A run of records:
════
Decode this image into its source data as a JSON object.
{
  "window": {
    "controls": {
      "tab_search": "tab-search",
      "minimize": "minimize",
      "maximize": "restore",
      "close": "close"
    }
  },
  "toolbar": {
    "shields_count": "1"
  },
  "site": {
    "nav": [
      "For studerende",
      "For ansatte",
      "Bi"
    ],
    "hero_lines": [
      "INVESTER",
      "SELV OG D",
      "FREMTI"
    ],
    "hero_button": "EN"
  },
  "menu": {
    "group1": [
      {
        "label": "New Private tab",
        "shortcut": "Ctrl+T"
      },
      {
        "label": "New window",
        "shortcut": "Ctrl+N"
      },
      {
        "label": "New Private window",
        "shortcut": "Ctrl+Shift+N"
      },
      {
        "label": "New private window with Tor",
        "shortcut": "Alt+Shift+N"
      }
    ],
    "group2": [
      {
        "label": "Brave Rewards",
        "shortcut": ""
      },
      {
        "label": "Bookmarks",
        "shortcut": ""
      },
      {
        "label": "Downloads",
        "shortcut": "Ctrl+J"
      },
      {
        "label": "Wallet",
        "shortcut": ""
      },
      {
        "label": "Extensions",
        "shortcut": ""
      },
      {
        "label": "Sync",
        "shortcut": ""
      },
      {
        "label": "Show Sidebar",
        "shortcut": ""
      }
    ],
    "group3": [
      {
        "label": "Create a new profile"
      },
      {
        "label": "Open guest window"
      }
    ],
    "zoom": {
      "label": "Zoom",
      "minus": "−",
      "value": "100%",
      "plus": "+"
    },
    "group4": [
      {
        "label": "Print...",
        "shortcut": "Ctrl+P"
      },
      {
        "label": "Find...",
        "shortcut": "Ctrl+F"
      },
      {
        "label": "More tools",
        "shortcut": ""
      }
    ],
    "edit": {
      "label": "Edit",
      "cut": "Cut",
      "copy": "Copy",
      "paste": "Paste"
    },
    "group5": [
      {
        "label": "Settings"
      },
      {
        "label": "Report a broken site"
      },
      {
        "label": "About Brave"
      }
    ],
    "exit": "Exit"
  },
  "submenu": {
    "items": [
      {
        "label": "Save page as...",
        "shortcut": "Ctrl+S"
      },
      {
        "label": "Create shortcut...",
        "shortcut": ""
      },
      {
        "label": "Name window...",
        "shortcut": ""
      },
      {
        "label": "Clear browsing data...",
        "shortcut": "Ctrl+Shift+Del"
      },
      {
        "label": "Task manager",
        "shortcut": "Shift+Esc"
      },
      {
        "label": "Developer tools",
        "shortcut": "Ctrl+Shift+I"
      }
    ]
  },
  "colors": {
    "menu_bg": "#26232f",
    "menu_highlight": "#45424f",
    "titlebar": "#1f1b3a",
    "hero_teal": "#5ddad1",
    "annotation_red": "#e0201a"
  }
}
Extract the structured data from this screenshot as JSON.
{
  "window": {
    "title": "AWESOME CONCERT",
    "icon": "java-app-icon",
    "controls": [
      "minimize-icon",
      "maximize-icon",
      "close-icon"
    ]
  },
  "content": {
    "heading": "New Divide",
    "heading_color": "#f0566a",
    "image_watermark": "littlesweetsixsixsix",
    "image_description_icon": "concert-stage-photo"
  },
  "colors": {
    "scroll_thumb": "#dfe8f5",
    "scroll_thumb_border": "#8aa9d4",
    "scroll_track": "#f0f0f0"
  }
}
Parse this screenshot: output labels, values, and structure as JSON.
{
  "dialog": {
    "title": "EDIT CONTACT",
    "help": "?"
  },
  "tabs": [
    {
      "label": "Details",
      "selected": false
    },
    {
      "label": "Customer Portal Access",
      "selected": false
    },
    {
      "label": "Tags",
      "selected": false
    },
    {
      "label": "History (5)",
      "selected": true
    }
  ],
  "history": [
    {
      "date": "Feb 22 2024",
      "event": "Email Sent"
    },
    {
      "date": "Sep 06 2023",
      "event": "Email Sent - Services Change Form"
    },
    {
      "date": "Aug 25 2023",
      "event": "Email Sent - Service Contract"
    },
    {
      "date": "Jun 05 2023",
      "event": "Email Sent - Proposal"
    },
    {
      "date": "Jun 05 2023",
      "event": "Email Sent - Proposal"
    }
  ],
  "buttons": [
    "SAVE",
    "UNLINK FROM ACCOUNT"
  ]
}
════
*Aim:* Copy out each line exactly.

*Full solution:*
Decode this image into its source data as a JSON object.
{
  "window": {
    "controls": {
      "tab_search": "tab-search",
      "minimize": "minimize",
      "maximize": "restore",
      "close": "close"
    }
  },
  "toolbar": {
    "shields_count": "1"
  },
  "site": {
    "nav": [
      "For studerende",
      "For ansatte",
      "Bi"
    ],
    "hero_lines": [
      "INVESTER",
      "SELV OG D",
      "FREMTI"
    ],
    "hero_button": "EN"
  },
  "menu": {
    "group1": [
      {
        "label": "New Private tab",
        "shortcut": "Ctrl+T"
      },
      {
        "label": "New window",
        "shortcut": "Ctrl+N"
      },
      {
        "label": "New Private window",
        "shortcut": "Ctrl+Shift+N"
      },
      {
        "label": "New private window with Tor",
        "shortcut": "Alt+Shift+N"
      }
    ],
    "group2": [
      {
        "label": "Brave Rewards",
        "shortcut": ""
      },
      {
        "label": "Bookmarks",
        "shortcut": ""
      },
      {
        "label": "Downloads",
        "shortcut": "Ctrl+J"
      },
      {
        "label": "Wallet",
        "shortcut": ""
      },
      {
        "label": "Extensions",
        "shortcut": ""
      },
      {
        "label": "Sync",
        "shortcut": ""
      },
      {
        "label": "Show Sidebar",
        "shortcut": ""
      }
    ],
    "group3": [
      {
        "label": "Create a new profile"
      },
      {
        "label": "Open guest window"
      }
    ],
    "zoom": {
      "label": "Zoom",
      "minus": "−",
      "value": "100%",
      "plus": "+"
    },
    "group4": [
      {
        "label": "Print...",
        "shortcut": "Ctrl+P"
      },
      {
        "label": "Find...",
        "shortcut": "Ctrl+F"
      },
      {
        "label": "More tools",
        "shortcut": ""
      }
    ],
    "edit": {
      "label": "Edit",
      "cut": "Cut",
      "copy": "Copy",
      "paste": "Paste"
    },
    "group5": [
      {
        "label": "Settings"
      },
      {
        "label": "Report a broken site"
      },
      {
        "label": "About Brave"
      }
    ],
    "exit": "Exit"
  },
  "submenu": {
    "items": [
      {
        "label": "Save page as...",
        "shortcut": "Ctrl+S"
      },
      {
        "label": "Create shortcut...",
        "shortcut": ""
      },
      {
        "label": "Name window...",
        "shortcut": ""
      },
      {
        "label": "Clear browsing data...",
        "shortcut": "Ctrl+Shift+Del"
      },
      {
        "label": "Task manager",
        "shortcut": "Shift+Esc"
      },
      {
        "label": "Developer tools",
        "shortcut": "Ctrl+Shift+I"
      }
    ]
  },
  "colors": {
    "menu_bg": "#26232f",
    "menu_highlight": "#45424f",
    "titlebar": "#1f1b3a",
    "hero_teal": "#5ddad1",
    "annotation_red": "#e0201a"
  }
}
Extract the structured data from this screenshot as JSON.
{
  "window": {
    "title": "AWESOME CONCERT",
    "icon": "java-app-icon",
    "controls": [
      "minimize-icon",
      "maximize-icon",
      "close-icon"
    ]
  },
  "content": {
    "heading": "New Divide",
    "heading_color": "#f0566a",
    "image_watermark": "littlesweetsixsixsix",
    "image_description_icon": "concert-stage-photo"
  },
  "colors": {
    "scroll_thumb": "#dfe8f5",
    "scroll_thumb_border": "#8aa9d4",
    "scroll_track": "#f0f0f0"
  }
}
Parse this screenshot: output labels, values, and structure as JSON.
{
  "dialog": {
    "title": "EDIT CONTACT",
    "help": "?"
  },
  "tabs": [
    {
      "label": "Details",
      "selected": false
    },
    {
      "label": "Customer Portal Access",
      "selected": false
    },
    {
      "label": "Tags",
      "selected": false
    },
    {
      "label": "History (5)",
      "selected": true
    }
  ],
  "history": [
    {
      "date": "Feb 22 2024",
      "event": "Email Sent"
    },
    {
      "date": "Sep 06 2023",
      "event": "Email Sent - Services Change Form"
    },
    {
      "date": "Aug 25 2023",
      "event": "Email Sent - Service Contract"
    },
    {
      "date": "Jun 05 2023",
      "event": "Email Sent - Proposal"
    },
    {
      "date": "Jun 05 2023",
      "event": "Email Sent - Proposal"
    }
  ],
  "buttons": [
    "SAVE",
    "UNLINK FROM ACCOUNT"
  ]
}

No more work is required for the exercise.